## Start Entries shown
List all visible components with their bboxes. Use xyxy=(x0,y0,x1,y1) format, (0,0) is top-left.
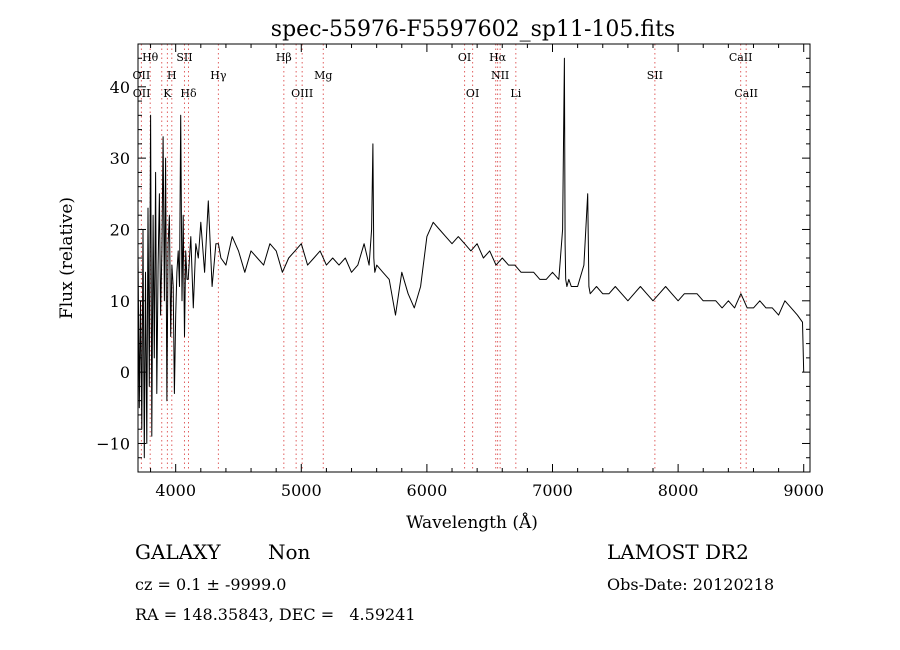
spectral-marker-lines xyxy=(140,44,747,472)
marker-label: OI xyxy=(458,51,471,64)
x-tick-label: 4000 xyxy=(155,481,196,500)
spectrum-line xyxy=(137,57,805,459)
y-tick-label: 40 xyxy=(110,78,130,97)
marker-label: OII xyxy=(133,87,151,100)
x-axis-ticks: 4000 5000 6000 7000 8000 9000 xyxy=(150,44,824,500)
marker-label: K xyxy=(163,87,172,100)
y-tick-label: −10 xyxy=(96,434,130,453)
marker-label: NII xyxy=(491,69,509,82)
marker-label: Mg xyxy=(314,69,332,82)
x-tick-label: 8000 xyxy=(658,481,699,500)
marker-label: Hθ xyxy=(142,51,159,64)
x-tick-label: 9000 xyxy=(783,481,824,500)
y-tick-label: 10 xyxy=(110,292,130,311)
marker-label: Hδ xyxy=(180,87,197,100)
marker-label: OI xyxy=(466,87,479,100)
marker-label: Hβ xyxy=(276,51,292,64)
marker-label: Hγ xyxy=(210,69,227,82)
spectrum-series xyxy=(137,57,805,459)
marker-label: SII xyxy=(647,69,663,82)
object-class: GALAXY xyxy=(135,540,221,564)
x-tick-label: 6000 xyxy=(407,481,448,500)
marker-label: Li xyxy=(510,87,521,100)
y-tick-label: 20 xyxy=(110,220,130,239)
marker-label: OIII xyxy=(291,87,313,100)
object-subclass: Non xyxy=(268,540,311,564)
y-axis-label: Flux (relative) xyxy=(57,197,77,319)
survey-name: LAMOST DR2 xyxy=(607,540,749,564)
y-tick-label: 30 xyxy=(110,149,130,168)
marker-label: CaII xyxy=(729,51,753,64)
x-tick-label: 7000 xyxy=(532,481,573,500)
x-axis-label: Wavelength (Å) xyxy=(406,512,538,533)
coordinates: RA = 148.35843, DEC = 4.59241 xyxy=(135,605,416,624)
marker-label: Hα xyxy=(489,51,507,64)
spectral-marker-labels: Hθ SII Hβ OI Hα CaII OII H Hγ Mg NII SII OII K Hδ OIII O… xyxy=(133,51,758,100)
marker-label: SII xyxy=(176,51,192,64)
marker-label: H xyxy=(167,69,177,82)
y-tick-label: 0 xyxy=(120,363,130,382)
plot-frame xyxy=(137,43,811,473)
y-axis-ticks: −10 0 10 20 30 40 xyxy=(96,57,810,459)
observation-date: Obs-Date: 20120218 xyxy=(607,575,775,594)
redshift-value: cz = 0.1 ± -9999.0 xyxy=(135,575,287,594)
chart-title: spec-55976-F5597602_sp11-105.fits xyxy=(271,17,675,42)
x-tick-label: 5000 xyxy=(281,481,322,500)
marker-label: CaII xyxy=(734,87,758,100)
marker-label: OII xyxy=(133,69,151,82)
## End Entries shown
▶ _Task requirements_:
Copy all of the data above word for word, omitting the picture.

▶ _Finished answer_:
List all visible components with their bboxes. Use xyxy=(x0,y0,x1,y1) format, (0,0) is top-left.
spectral-marker-lines xyxy=(140,44,747,472)
marker-label: OI xyxy=(458,51,471,64)
x-tick-label: 4000 xyxy=(155,481,196,500)
spectrum-line xyxy=(137,57,805,459)
y-tick-label: 40 xyxy=(110,78,130,97)
marker-label: OII xyxy=(133,87,151,100)
x-axis-ticks: 4000 5000 6000 7000 8000 9000 xyxy=(150,44,824,500)
marker-label: K xyxy=(163,87,172,100)
y-tick-label: −10 xyxy=(96,434,130,453)
marker-label: NII xyxy=(491,69,509,82)
marker-label: Mg xyxy=(314,69,332,82)
x-tick-label: 8000 xyxy=(658,481,699,500)
marker-label: Hθ xyxy=(142,51,159,64)
x-tick-label: 9000 xyxy=(783,481,824,500)
y-tick-label: 10 xyxy=(110,292,130,311)
marker-label: Hδ xyxy=(180,87,197,100)
marker-label: OI xyxy=(466,87,479,100)
marker-label: Hβ xyxy=(276,51,292,64)
marker-label: Hγ xyxy=(210,69,227,82)
spectrum-series xyxy=(137,57,805,459)
marker-label: SII xyxy=(647,69,663,82)
object-class: GALAXY xyxy=(135,540,221,564)
x-tick-label: 6000 xyxy=(407,481,448,500)
marker-label: Li xyxy=(510,87,521,100)
y-tick-label: 20 xyxy=(110,220,130,239)
marker-label: OIII xyxy=(291,87,313,100)
object-subclass: Non xyxy=(268,540,311,564)
y-axis-label: Flux (relative) xyxy=(57,197,77,319)
survey-name: LAMOST DR2 xyxy=(607,540,749,564)
y-tick-label: 30 xyxy=(110,149,130,168)
marker-label: CaII xyxy=(729,51,753,64)
x-tick-label: 7000 xyxy=(532,481,573,500)
x-axis-label: Wavelength (Å) xyxy=(406,512,538,533)
coordinates: RA = 148.35843, DEC = 4.59241 xyxy=(135,605,416,624)
marker-label: Hα xyxy=(489,51,507,64)
spectral-marker-labels: Hθ SII Hβ OI Hα CaII OII H Hγ Mg NII SII OII K Hδ OIII O… xyxy=(133,51,758,100)
marker-label: SII xyxy=(176,51,192,64)
marker-label: H xyxy=(167,69,177,82)
y-tick-label: 0 xyxy=(120,363,130,382)
plot-frame xyxy=(137,43,811,473)
y-axis-ticks: −10 0 10 20 30 40 xyxy=(96,57,810,459)
observation-date: Obs-Date: 20120218 xyxy=(607,575,775,594)
redshift-value: cz = 0.1 ± -9999.0 xyxy=(135,575,287,594)
chart-title: spec-55976-F5597602_sp11-105.fits xyxy=(271,17,675,42)
x-tick-label: 5000 xyxy=(281,481,322,500)
marker-label: CaII xyxy=(734,87,758,100)
marker-label: OII xyxy=(133,69,151,82)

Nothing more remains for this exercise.